[Stored records]
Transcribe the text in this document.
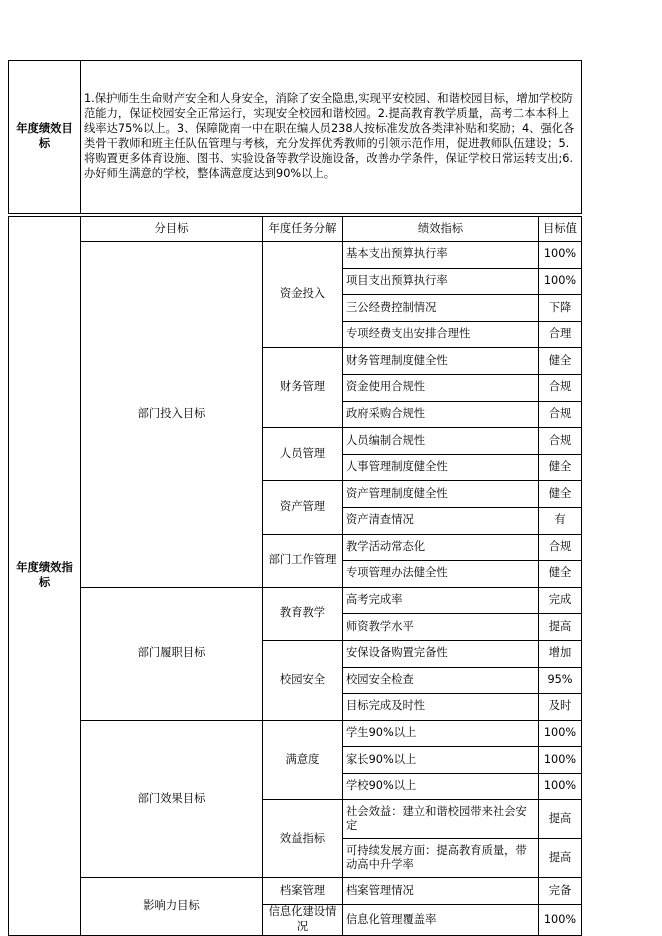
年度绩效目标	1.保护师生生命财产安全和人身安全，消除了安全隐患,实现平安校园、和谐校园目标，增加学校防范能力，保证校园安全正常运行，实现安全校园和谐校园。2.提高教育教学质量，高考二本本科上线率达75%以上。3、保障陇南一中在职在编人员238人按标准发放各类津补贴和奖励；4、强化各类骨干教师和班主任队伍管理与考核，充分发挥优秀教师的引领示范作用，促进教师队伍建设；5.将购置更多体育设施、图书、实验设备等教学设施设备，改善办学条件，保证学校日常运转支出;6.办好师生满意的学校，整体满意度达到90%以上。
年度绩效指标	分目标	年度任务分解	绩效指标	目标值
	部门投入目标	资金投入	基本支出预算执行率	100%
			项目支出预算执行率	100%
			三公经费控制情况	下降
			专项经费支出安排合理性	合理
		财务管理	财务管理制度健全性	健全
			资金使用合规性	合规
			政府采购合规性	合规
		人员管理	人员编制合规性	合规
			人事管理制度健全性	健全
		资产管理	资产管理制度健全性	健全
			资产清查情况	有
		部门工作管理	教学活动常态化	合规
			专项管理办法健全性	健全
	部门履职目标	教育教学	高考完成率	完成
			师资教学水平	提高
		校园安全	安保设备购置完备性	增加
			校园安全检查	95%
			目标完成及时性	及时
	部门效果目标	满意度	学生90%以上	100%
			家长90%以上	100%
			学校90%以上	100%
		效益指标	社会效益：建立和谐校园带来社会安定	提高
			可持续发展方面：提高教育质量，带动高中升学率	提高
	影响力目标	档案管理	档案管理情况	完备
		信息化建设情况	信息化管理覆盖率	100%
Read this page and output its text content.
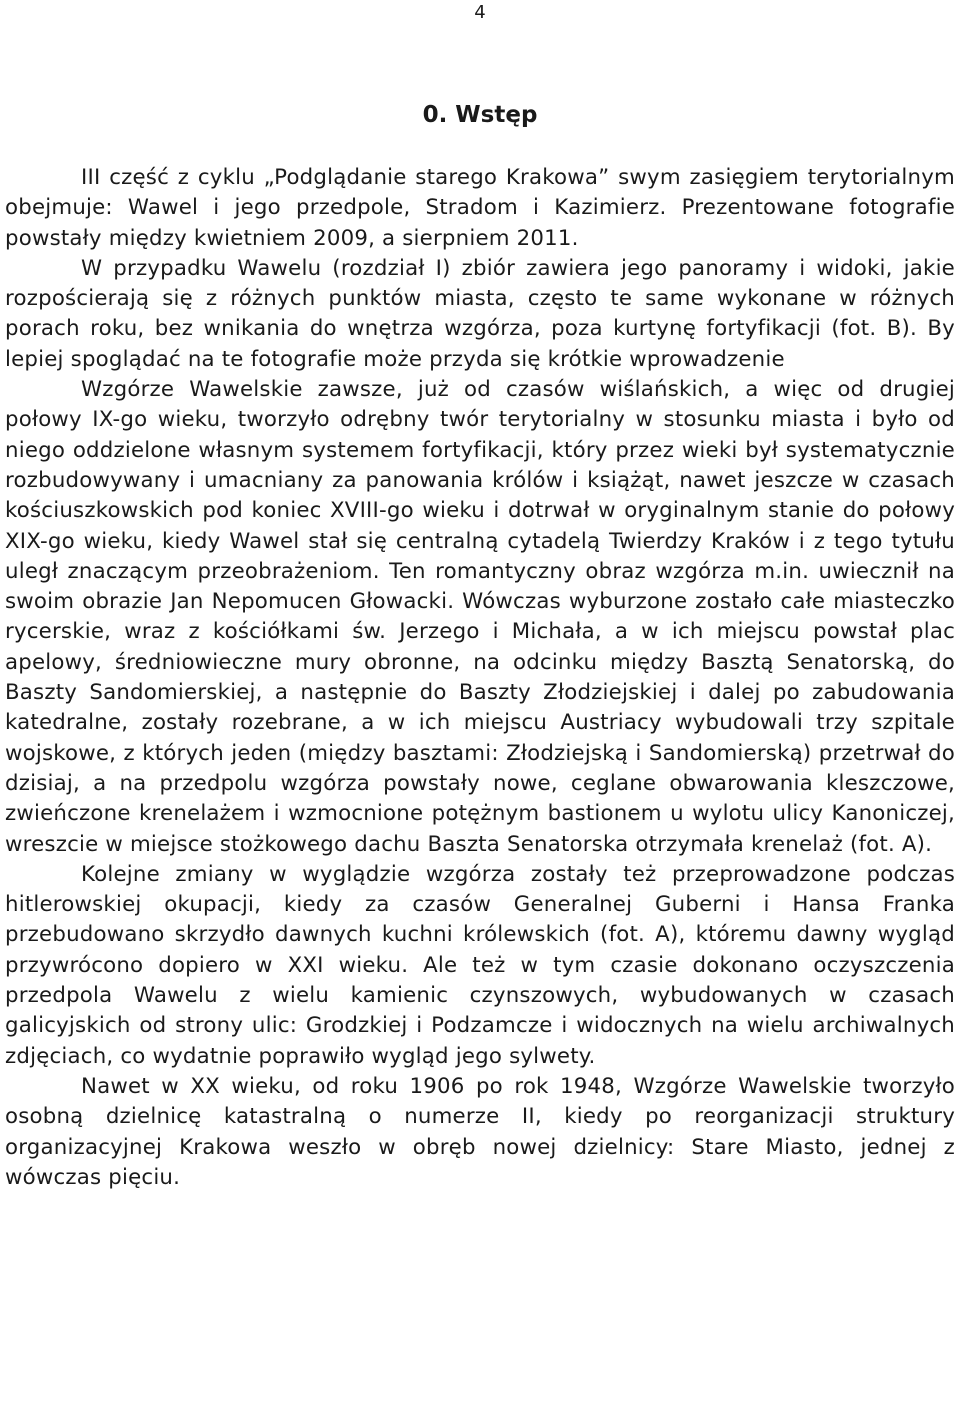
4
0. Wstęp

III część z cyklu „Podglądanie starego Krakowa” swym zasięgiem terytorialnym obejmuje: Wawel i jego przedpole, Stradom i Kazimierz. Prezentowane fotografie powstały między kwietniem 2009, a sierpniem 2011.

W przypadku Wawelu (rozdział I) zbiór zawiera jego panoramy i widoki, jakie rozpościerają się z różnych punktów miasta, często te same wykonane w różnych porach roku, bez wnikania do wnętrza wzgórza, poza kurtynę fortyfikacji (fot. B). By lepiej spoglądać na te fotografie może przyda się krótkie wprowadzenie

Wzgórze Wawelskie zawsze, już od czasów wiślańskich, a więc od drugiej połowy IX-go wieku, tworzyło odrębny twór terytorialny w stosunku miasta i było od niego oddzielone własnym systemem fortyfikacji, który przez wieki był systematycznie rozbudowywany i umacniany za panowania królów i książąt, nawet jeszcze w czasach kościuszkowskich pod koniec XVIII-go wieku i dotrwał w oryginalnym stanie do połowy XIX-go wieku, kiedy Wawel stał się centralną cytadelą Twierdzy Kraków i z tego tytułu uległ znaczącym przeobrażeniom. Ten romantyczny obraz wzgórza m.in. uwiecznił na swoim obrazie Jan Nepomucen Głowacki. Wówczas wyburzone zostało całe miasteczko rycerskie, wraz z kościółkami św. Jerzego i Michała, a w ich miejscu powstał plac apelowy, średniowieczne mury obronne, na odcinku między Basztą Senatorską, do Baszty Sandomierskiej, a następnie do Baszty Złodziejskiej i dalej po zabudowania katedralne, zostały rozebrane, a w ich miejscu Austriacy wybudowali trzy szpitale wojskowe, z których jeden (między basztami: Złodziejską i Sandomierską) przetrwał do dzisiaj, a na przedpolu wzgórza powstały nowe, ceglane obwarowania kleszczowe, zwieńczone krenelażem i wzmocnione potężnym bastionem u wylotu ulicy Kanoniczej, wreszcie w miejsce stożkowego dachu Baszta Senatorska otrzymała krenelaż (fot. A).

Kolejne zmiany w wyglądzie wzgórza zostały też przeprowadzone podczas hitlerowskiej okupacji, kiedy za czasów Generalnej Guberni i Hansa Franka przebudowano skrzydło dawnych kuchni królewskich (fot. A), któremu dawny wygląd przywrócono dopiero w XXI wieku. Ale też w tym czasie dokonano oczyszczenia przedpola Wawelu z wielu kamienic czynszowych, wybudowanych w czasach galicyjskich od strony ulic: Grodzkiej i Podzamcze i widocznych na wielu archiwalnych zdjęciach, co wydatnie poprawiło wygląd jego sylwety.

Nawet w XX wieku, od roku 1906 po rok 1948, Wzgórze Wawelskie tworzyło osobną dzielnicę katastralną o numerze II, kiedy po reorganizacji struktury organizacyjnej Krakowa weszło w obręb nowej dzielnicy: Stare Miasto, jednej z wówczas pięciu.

#### EXERCISE GOAL:
Give back each entry exactly as it appears, with no pictures.

#### FINISHED EXERCISE:
Transcribe the text in this document.
年度绩效目标	1.保护师生生命财产安全和人身安全，消除了安全隐患,实现平安校园、和谐校园目标，增加学校防范能力，保证校园安全正常运行，实现安全校园和谐校园。2.提高教育教学质量，高考二本本科上线率达75%以上。3、保障陇南一中在职在编人员238人按标准发放各类津补贴和奖励；4、强化各类骨干教师和班主任队伍管理与考核，充分发挥优秀教师的引领示范作用，促进教师队伍建设；5.将购置更多体育设施、图书、实验设备等教学设施设备，改善办学条件，保证学校日常运转支出;6.办好师生满意的学校，整体满意度达到90%以上。
年度绩效指标	分目标	年度任务分解	绩效指标	目标值
	部门投入目标	资金投入	基本支出预算执行率	100%
			项目支出预算执行率	100%
			三公经费控制情况	下降
			专项经费支出安排合理性	合理
		财务管理	财务管理制度健全性	健全
			资金使用合规性	合规
			政府采购合规性	合规
		人员管理	人员编制合规性	合规
			人事管理制度健全性	健全
		资产管理	资产管理制度健全性	健全
			资产清查情况	有
		部门工作管理	教学活动常态化	合规
			专项管理办法健全性	健全
	部门履职目标	教育教学	高考完成率	完成
			师资教学水平	提高
		校园安全	安保设备购置完备性	增加
			校园安全检查	95%
			目标完成及时性	及时
	部门效果目标	满意度	学生90%以上	100%
			家长90%以上	100%
			学校90%以上	100%
		效益指标	社会效益：建立和谐校园带来社会安定	提高
			可持续发展方面：提高教育质量，带动高中升学率	提高
	影响力目标	档案管理	档案管理情况	完备
		信息化建设情况	信息化管理覆盖率	100%
Read this page and output its text content.
4
0. Wstęp

III część z cyklu „Podglądanie starego Krakowa” swym zasięgiem terytorialnym obejmuje: Wawel i jego przedpole, Stradom i Kazimierz. Prezentowane fotografie powstały między kwietniem 2009, a sierpniem 2011.

W przypadku Wawelu (rozdział I) zbiór zawiera jego panoramy i widoki, jakie rozpościerają się z różnych punktów miasta, często te same wykonane w różnych porach roku, bez wnikania do wnętrza wzgórza, poza kurtynę fortyfikacji (fot. B). By lepiej spoglądać na te fotografie może przyda się krótkie wprowadzenie

Wzgórze Wawelskie zawsze, już od czasów wiślańskich, a więc od drugiej połowy IX-go wieku, tworzyło odrębny twór terytorialny w stosunku miasta i było od niego oddzielone własnym systemem fortyfikacji, który przez wieki był systematycznie rozbudowywany i umacniany za panowania królów i książąt, nawet jeszcze w czasach kościuszkowskich pod koniec XVIII-go wieku i dotrwał w oryginalnym stanie do połowy XIX-go wieku, kiedy Wawel stał się centralną cytadelą Twierdzy Kraków i z tego tytułu uległ znaczącym przeobrażeniom. Ten romantyczny obraz wzgórza m.in. uwiecznił na swoim obrazie Jan Nepomucen Głowacki. Wówczas wyburzone zostało całe miasteczko rycerskie, wraz z kościółkami św. Jerzego i Michała, a w ich miejscu powstał plac apelowy, średniowieczne mury obronne, na odcinku między Basztą Senatorską, do Baszty Sandomierskiej, a następnie do Baszty Złodziejskiej i dalej po zabudowania katedralne, zostały rozebrane, a w ich miejscu Austriacy wybudowali trzy szpitale wojskowe, z których jeden (między basztami: Złodziejską i Sandomierską) przetrwał do dzisiaj, a na przedpolu wzgórza powstały nowe, ceglane obwarowania kleszczowe, zwieńczone krenelażem i wzmocnione potężnym bastionem u wylotu ulicy Kanoniczej, wreszcie w miejsce stożkowego dachu Baszta Senatorska otrzymała krenelaż (fot. A).

Kolejne zmiany w wyglądzie wzgórza zostały też przeprowadzone podczas hitlerowskiej okupacji, kiedy za czasów Generalnej Guberni i Hansa Franka przebudowano skrzydło dawnych kuchni królewskich (fot. A), któremu dawny wygląd przywrócono dopiero w XXI wieku. Ale też w tym czasie dokonano oczyszczenia przedpola Wawelu z wielu kamienic czynszowych, wybudowanych w czasach galicyjskich od strony ulic: Grodzkiej i Podzamcze i widocznych na wielu archiwalnych zdjęciach, co wydatnie poprawiło wygląd jego sylwety.

Nawet w XX wieku, od roku 1906 po rok 1948, Wzgórze Wawelskie tworzyło osobną dzielnicę katastralną o numerze II, kiedy po reorganizacji struktury organizacyjnej Krakowa weszło w obręb nowej dzielnicy: Stare Miasto, jednej z wówczas pięciu.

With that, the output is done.